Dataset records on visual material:

## Start

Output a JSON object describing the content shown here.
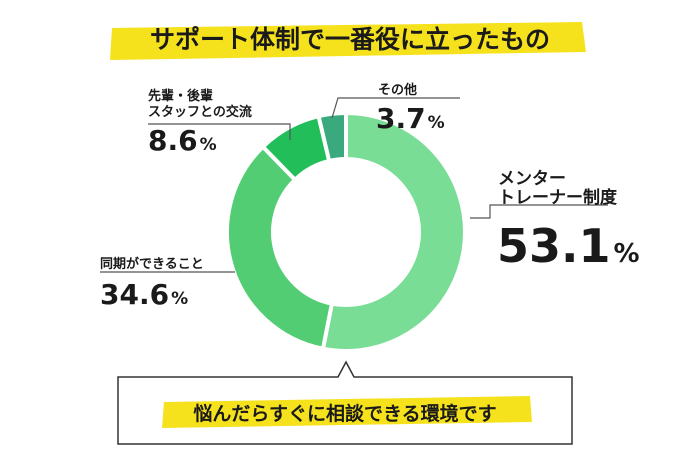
{
  "chart_data": {
    "type": "pie",
    "title": "サポート体制で一番役に立ったもの",
    "slices": [
      {
        "label_lines": [
          "メンター",
          "トレーナー制度"
        ],
        "value": 53.1,
        "color": "#79dd96"
      },
      {
        "label_lines": [
          "同期ができること"
        ],
        "value": 34.6,
        "color": "#52cd73"
      },
      {
        "label_lines": [
          "先輩・後輩",
          "スタッフとの交流"
        ],
        "value": 8.6,
        "color": "#22be5a"
      },
      {
        "label_lines": [
          "その他"
        ],
        "value": 3.7,
        "color": "#3aa97e"
      }
    ],
    "unit": "%",
    "callout": "悩んだらすぐに相談できる環境です"
  },
  "colors": {
    "highlight": "#f5e21d",
    "text": "#1a1a1a",
    "leader_line": "#555555"
  }
}
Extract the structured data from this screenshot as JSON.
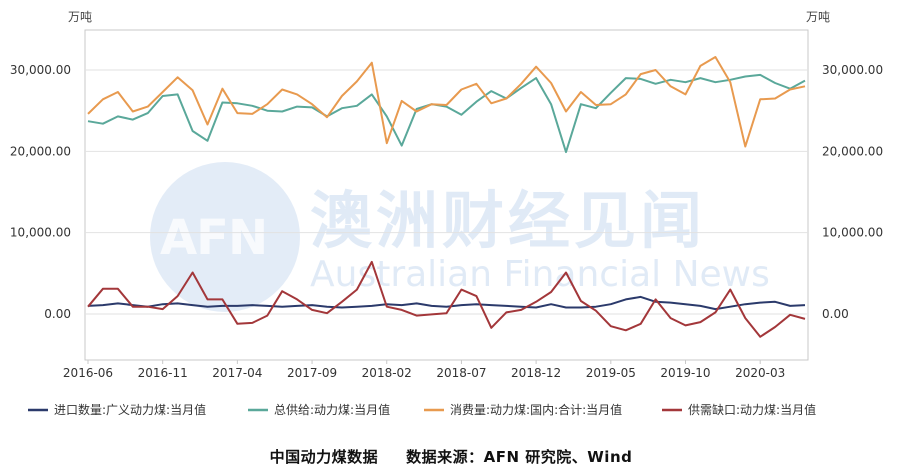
{
  "units": {
    "left": "万吨",
    "right": "万吨"
  },
  "caption": {
    "title": "中国动力煤数据",
    "source": "数据来源：AFN 研究院、Wind"
  },
  "watermark": {
    "logo": "AFN",
    "chinese": "澳洲财经见闻",
    "english": "Australian Financial News"
  },
  "chart_data": {
    "type": "line",
    "ylim": [
      0,
      35000
    ],
    "yticks": [
      "0.00",
      "10,000.00",
      "20,000.00",
      "30,000.00"
    ],
    "ytick_values": [
      0,
      10000,
      20000,
      30000
    ],
    "xtick_labels": [
      "2016-06",
      "2016-11",
      "2017-04",
      "2017-09",
      "2018-02",
      "2018-07",
      "2018-12",
      "2019-05",
      "2019-10",
      "2020-03"
    ],
    "xtick_index": [
      0,
      5,
      10,
      15,
      20,
      25,
      30,
      35,
      40,
      45
    ],
    "x": [
      "2016-06",
      "2016-07",
      "2016-08",
      "2016-09",
      "2016-10",
      "2016-11",
      "2016-12",
      "2017-01",
      "2017-02",
      "2017-03",
      "2017-04",
      "2017-05",
      "2017-06",
      "2017-07",
      "2017-08",
      "2017-09",
      "2017-10",
      "2017-11",
      "2017-12",
      "2018-01",
      "2018-02",
      "2018-03",
      "2018-04",
      "2018-05",
      "2018-06",
      "2018-07",
      "2018-08",
      "2018-09",
      "2018-10",
      "2018-11",
      "2018-12",
      "2019-01",
      "2019-02",
      "2019-03",
      "2019-04",
      "2019-05",
      "2019-06",
      "2019-07",
      "2019-08",
      "2019-09",
      "2019-10",
      "2019-11",
      "2019-12",
      "2020-01",
      "2020-02",
      "2020-03",
      "2020-04",
      "2020-05",
      "2020-06"
    ],
    "grid": true,
    "legend_position": "bottom",
    "series": [
      {
        "name": "进口数量:广义动力煤:当月值",
        "color": "#2b3a6b",
        "values": [
          1000,
          1100,
          1300,
          1100,
          900,
          1200,
          1300,
          1100,
          900,
          1000,
          1000,
          1100,
          1000,
          900,
          1000,
          1100,
          900,
          800,
          900,
          1000,
          1200,
          1100,
          1300,
          1000,
          900,
          1100,
          1200,
          1100,
          1000,
          900,
          800,
          1200,
          800,
          800,
          900,
          1200,
          1800,
          2100,
          1500,
          1400,
          1200,
          1000,
          600,
          900,
          1200,
          1400,
          1500,
          1000,
          1100
        ]
      },
      {
        "name": "总供给:动力煤:当月值",
        "color": "#5aa89a",
        "values": [
          23700,
          23400,
          24300,
          23900,
          24700,
          26800,
          27000,
          22500,
          21300,
          26000,
          25900,
          25600,
          25000,
          24900,
          25500,
          25400,
          24300,
          25300,
          25600,
          27000,
          24300,
          20700,
          25200,
          25800,
          25500,
          24500,
          26100,
          27400,
          26500,
          27800,
          29000,
          25800,
          19900,
          25800,
          25300,
          27200,
          29000,
          28900,
          28300,
          28800,
          28500,
          29000,
          28500,
          28800,
          29200,
          29400,
          28400,
          27700,
          28700
        ]
      },
      {
        "name": "消费量:动力煤:国内:合计:当月值",
        "color": "#e89a4f",
        "values": [
          24600,
          26400,
          27300,
          24900,
          25500,
          27300,
          29100,
          27500,
          23300,
          27700,
          24700,
          24600,
          25800,
          27600,
          27000,
          25800,
          24200,
          26800,
          28600,
          30900,
          21000,
          26200,
          24900,
          25800,
          25700,
          27600,
          28300,
          25900,
          26500,
          28300,
          30400,
          28400,
          24900,
          27300,
          25700,
          25800,
          27000,
          29500,
          30000,
          28000,
          27000,
          30500,
          31600,
          28500,
          20600,
          26400,
          26500,
          27600,
          28000
        ]
      },
      {
        "name": "供需缺口:动力煤:当月值",
        "color": "#a3373a",
        "values": [
          900,
          3100,
          3100,
          900,
          900,
          600,
          2200,
          5100,
          1800,
          1800,
          -1200,
          -1100,
          -200,
          2800,
          1800,
          500,
          100,
          1500,
          3000,
          6400,
          900,
          500,
          -200,
          -50,
          100,
          3000,
          2200,
          -1700,
          200,
          500,
          1500,
          2700,
          5100,
          1600,
          400,
          -1500,
          -2000,
          -1200,
          1800,
          -500,
          -1400,
          -1000,
          200,
          3000,
          -500,
          -2800,
          -1600,
          -100,
          -600
        ]
      }
    ]
  }
}
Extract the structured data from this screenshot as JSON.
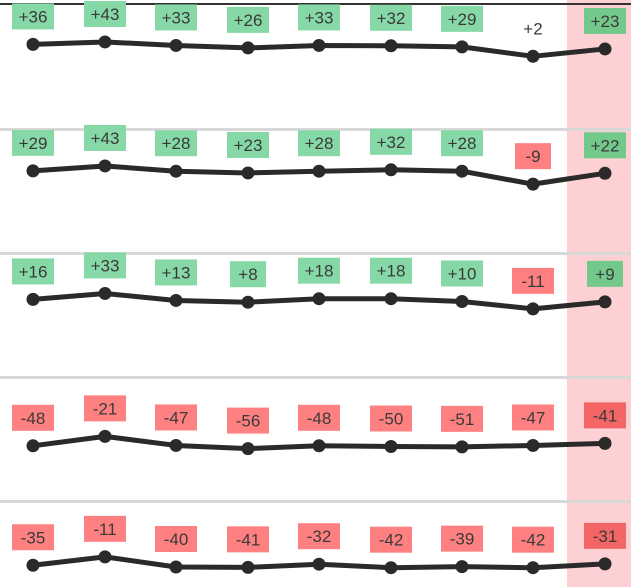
{
  "chart_data": {
    "type": "line",
    "highlight_column_color": "#fdd0d3",
    "colors": {
      "line": "#2a2a2a",
      "positive_box": "#86d9a6",
      "negative_box": "#ff8080",
      "highlight_positive_box": "#73c98c",
      "highlight_negative_box": "#f46565",
      "label_text": "#3a3a3a",
      "separator": "#d8d8d8",
      "top_border": "#333333"
    },
    "series": [
      {
        "values": [
          36,
          43,
          33,
          26,
          33,
          32,
          29,
          2,
          23
        ],
        "labels": [
          "+36",
          "+43",
          "+33",
          "+26",
          "+33",
          "+32",
          "+29",
          "+2",
          "+23"
        ]
      },
      {
        "values": [
          29,
          43,
          28,
          23,
          28,
          32,
          28,
          -9,
          22
        ],
        "labels": [
          "+29",
          "+43",
          "+28",
          "+23",
          "+28",
          "+32",
          "+28",
          "-9",
          "+22"
        ]
      },
      {
        "values": [
          16,
          33,
          13,
          8,
          18,
          18,
          10,
          -11,
          9
        ],
        "labels": [
          "+16",
          "+33",
          "+13",
          "+8",
          "+18",
          "+18",
          "+10",
          "-11",
          "+9"
        ]
      },
      {
        "values": [
          -48,
          -21,
          -47,
          -56,
          -48,
          -50,
          -51,
          -47,
          -41
        ],
        "labels": [
          "-48",
          "-21",
          "-47",
          "-56",
          "-48",
          "-50",
          "-51",
          "-47",
          "-41"
        ]
      },
      {
        "values": [
          -35,
          -11,
          -40,
          -41,
          -32,
          -42,
          -39,
          -42,
          -31
        ],
        "labels": [
          "-35",
          "-11",
          "-40",
          "-41",
          "-32",
          "-42",
          "-39",
          "-42",
          "-31"
        ]
      }
    ]
  }
}
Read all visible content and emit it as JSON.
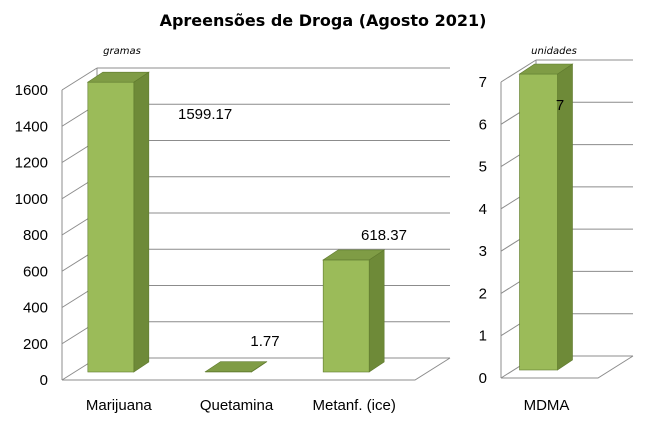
{
  "chart_data": [
    {
      "type": "bar",
      "title": "Apreensões de Droga (Agosto 2021)",
      "unit_label": "gramas",
      "categories": [
        "Marijuana",
        "Quetamina",
        "Metanf. (ice)"
      ],
      "values": [
        1599.17,
        1.77,
        618.37
      ],
      "data_labels": [
        "1599.17",
        "1.77",
        "618.37"
      ],
      "ylim": [
        0,
        1600
      ],
      "yticks": [
        "0",
        "200",
        "400",
        "600",
        "800",
        "1000",
        "1200",
        "1400",
        "1600"
      ],
      "grid": true
    },
    {
      "type": "bar",
      "unit_label": "unidades",
      "categories": [
        "MDMA"
      ],
      "values": [
        7
      ],
      "data_labels": [
        "7"
      ],
      "ylim": [
        0,
        7
      ],
      "yticks": [
        "0",
        "1",
        "2",
        "3",
        "4",
        "5",
        "6",
        "7"
      ],
      "grid": true
    }
  ],
  "colors": {
    "bar_front": "#9bbb59",
    "bar_side": "#6e8a38",
    "bar_top": "#7f9c45",
    "bar_edge": "#5f7a2e",
    "grid": "#8c8c8c"
  }
}
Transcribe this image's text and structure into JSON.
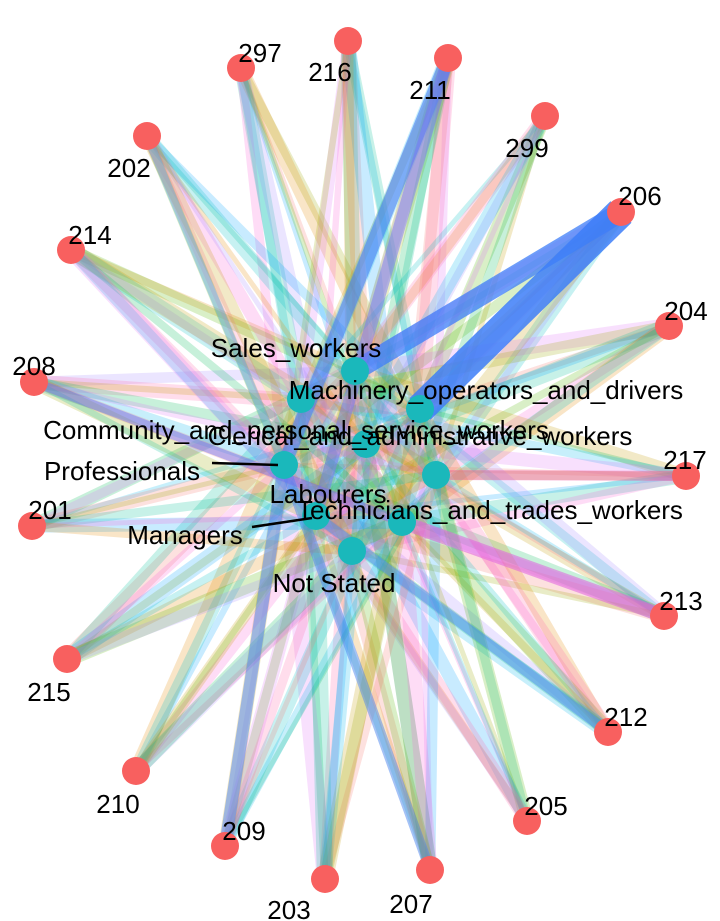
{
  "colors": {
    "outer_node": "#f8605f",
    "inner_node": "#1ab8bb",
    "palette": [
      "#f8766d",
      "#e38900",
      "#c49a00",
      "#99a800",
      "#53b400",
      "#00bc56",
      "#00c094",
      "#00bfc4",
      "#00b6eb",
      "#06a4ff",
      "#a58aff",
      "#df70f8",
      "#fb61d7",
      "#ff66a8"
    ]
  },
  "graph": {
    "outer_nodes": [
      {
        "id": "297",
        "label": "297"
      },
      {
        "id": "216",
        "label": "216"
      },
      {
        "id": "211",
        "label": "211"
      },
      {
        "id": "299",
        "label": "299"
      },
      {
        "id": "206",
        "label": "206"
      },
      {
        "id": "204",
        "label": "204"
      },
      {
        "id": "217",
        "label": "217"
      },
      {
        "id": "213",
        "label": "213"
      },
      {
        "id": "212",
        "label": "212"
      },
      {
        "id": "205",
        "label": "205"
      },
      {
        "id": "207",
        "label": "207"
      },
      {
        "id": "203",
        "label": "203"
      },
      {
        "id": "209",
        "label": "209"
      },
      {
        "id": "210",
        "label": "210"
      },
      {
        "id": "215",
        "label": "215"
      },
      {
        "id": "201",
        "label": "201"
      },
      {
        "id": "208",
        "label": "208"
      },
      {
        "id": "214",
        "label": "214"
      },
      {
        "id": "202",
        "label": "202"
      }
    ],
    "inner_nodes": [
      {
        "id": "sales",
        "label": "Sales_workers"
      },
      {
        "id": "machinery",
        "label": "Machinery_operators_and_drivers"
      },
      {
        "id": "community",
        "label": "Community_and_personal_service_workers"
      },
      {
        "id": "clerical",
        "label": "Clerical_and_administrative_workers"
      },
      {
        "id": "professionals",
        "label": "Professionals"
      },
      {
        "id": "labourers",
        "label": "Labourers"
      },
      {
        "id": "technicians",
        "label": "Technicians_and_trades_workers"
      },
      {
        "id": "managers",
        "label": "Managers"
      },
      {
        "id": "notstated",
        "label": "Not Stated"
      }
    ]
  }
}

## End

* Written exercise:
Reproduce each line from the records that contains the word "title".

* Expected answer:
    "title": "サポート体制で一番役に立ったもの",
    "title": "中国动力煤数据",
      "title": "Apreensões de Droga (Agosto 2021)",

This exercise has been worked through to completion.